What to produce >> Output the data word for word, dropping every image.

-------------------------

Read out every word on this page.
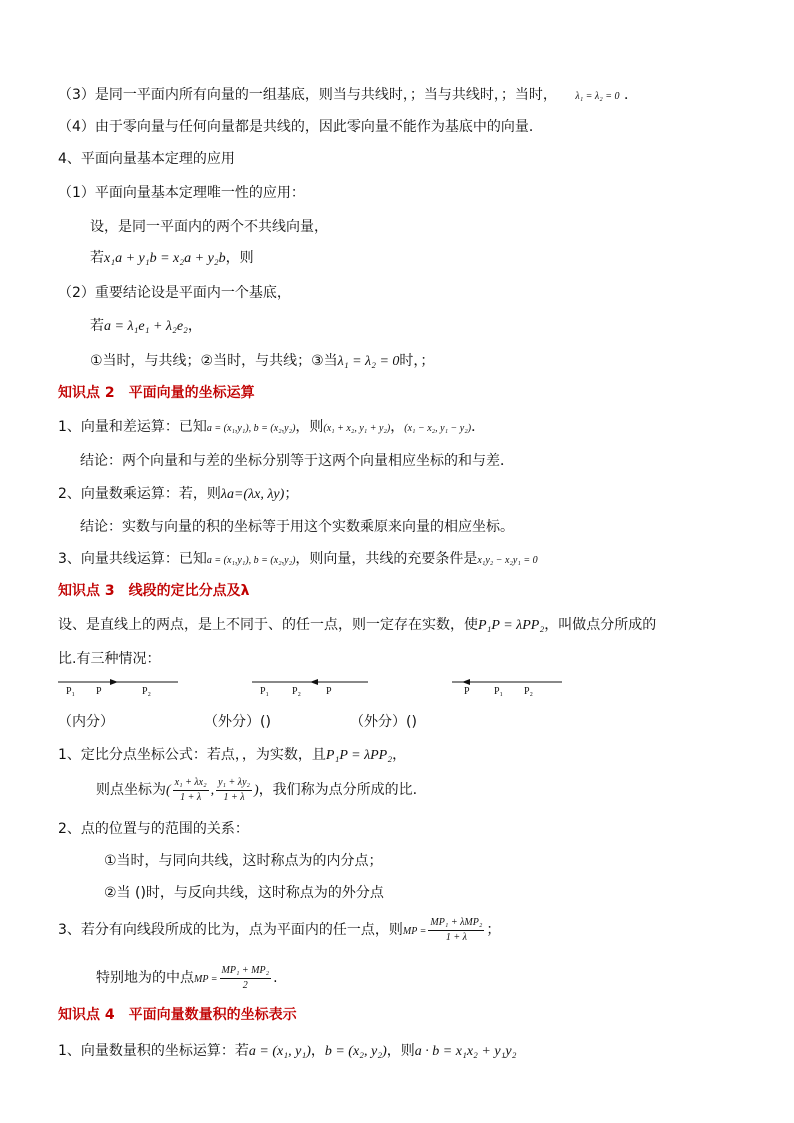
（3）是同一平面内所有向量的一组基底，则当与共线时，；当与共线时，；当时， λ₁ = λ₂ = 0 ．
（4）由于零向量与任何向量都是共线的，因此零向量不能作为基底中的向量．
4、平面向量基本定理的应用
（1）平面向量基本定理唯一性的应用：
设，是同一平面内的两个不共线向量，
若x₁a + y₁b = x₂a + y₂b，则
（2）重要结论设是平面内一个基底，
若a = λ₁e₁ + λ₂e₂，
①当时，与共线；②当时，与共线；③当λ₁ = λ₂ = 0时，；
知识点 2　平面向量的坐标运算
1、向量和差运算：已知a = (x₁,y₁), b = (x₂,y₂)，则(x₁ + x₂, y₁ + y₂)，(x₁ − x₂, y₁ − y₂)．
结论：两个向量和与差的坐标分别等于这两个向量相应坐标的和与差．
2、向量数乘运算：若，则λa=(λx, λy)；
结论：实数与向量的积的坐标等于用这个实数乘原来向量的相应坐标。
3、向量共线运算：已知a = (x₁,y₁), b = (x₂,y₂)，则向量，共线的充要条件是x₁y₂ − x₂y₁ = 0
知识点 3　线段的定比分点及λ
设、是直线上的两点，是上不同于、的任一点，则一定存在实数，使P₁P = λPP₂，叫做点分所成的
比.有三种情况：
P₁ P	P₂	P₁ P₂ P	P P₁ P₂
（内分）	（外分）()	（外分）()
1、定比分点坐标公式：若点，，为实数，且P₁P = λPP₂，
则点坐标为( $\frac{\text{x₁ + λx₂}}{1 + \lambda}$ , $\frac{\text{y₁ + λy₂}}{1 + \lambda}$ )，我们称为点分所成的比.
2、点的位置与的范围的关系：
①当时，与同向共线，这时称点为的内分点；
②当 ()时，与反向共线，这时称点为的外分点
3、若分有向线段所成的比为，点为平面内的任一点，则MP = $\frac{\text{MP₁ + λMP₂}}{1 + \lambda}$ ；
特别地为的中点MP = $\frac{\text{MP₁ + MP₂}}{2}$ .
知识点 4　平面向量数量积的坐标表示
1、向量数量积的坐标运算：若a = (x₁, y₁)，b = (x₂, y₂)，则a · b = x₁x₂ + y₁y₂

-------------------------

Solution below >>
Read out every word on this page.
（3）是同一平面内所有向量的一组基底，则当与共线时，；当与共线时，；当时， λ₁ = λ₂ = 0 ．
（4）由于零向量与任何向量都是共线的，因此零向量不能作为基底中的向量．
4、平面向量基本定理的应用
（1）平面向量基本定理唯一性的应用：
设，是同一平面内的两个不共线向量，
若x₁a + y₁b = x₂a + y₂b，则
（2）重要结论设是平面内一个基底，
若a = λ₁e₁ + λ₂e₂，
①当时，与共线；②当时，与共线；③当λ₁ = λ₂ = 0时，；
知识点 2　平面向量的坐标运算
1、向量和差运算：已知a = (x₁,y₁), b = (x₂,y₂)，则(x₁ + x₂, y₁ + y₂)，(x₁ − x₂, y₁ − y₂)．
结论：两个向量和与差的坐标分别等于这两个向量相应坐标的和与差．
2、向量数乘运算：若，则λa=(λx, λy)；
结论：实数与向量的积的坐标等于用这个实数乘原来向量的相应坐标。
3、向量共线运算：已知a = (x₁,y₁), b = (x₂,y₂)，则向量，共线的充要条件是x₁y₂ − x₂y₁ = 0
知识点 3　线段的定比分点及λ
设、是直线上的两点，是上不同于、的任一点，则一定存在实数，使P₁P = λPP₂，叫做点分所成的
比.有三种情况：
P₁ P	P₂	P₁ P₂ P	P P₁ P₂
（内分）	（外分）()	（外分）()
1、定比分点坐标公式：若点，，为实数，且P₁P = λPP₂，
则点坐标为( $\frac{\text{x₁ + λx₂}}{1 + \lambda}$ , $\frac{\text{y₁ + λy₂}}{1 + \lambda}$ )，我们称为点分所成的比.
2、点的位置与的范围的关系：
①当时，与同向共线，这时称点为的内分点；
②当 ()时，与反向共线，这时称点为的外分点
3、若分有向线段所成的比为，点为平面内的任一点，则MP = $\frac{\text{MP₁ + λMP₂}}{1 + \lambda}$ ；
特别地为的中点MP = $\frac{\text{MP₁ + MP₂}}{2}$ .
知识点 4　平面向量数量积的坐标表示
1、向量数量积的坐标运算：若a = (x₁, y₁)，b = (x₂, y₂)，则a · b = x₁x₂ + y₁y₂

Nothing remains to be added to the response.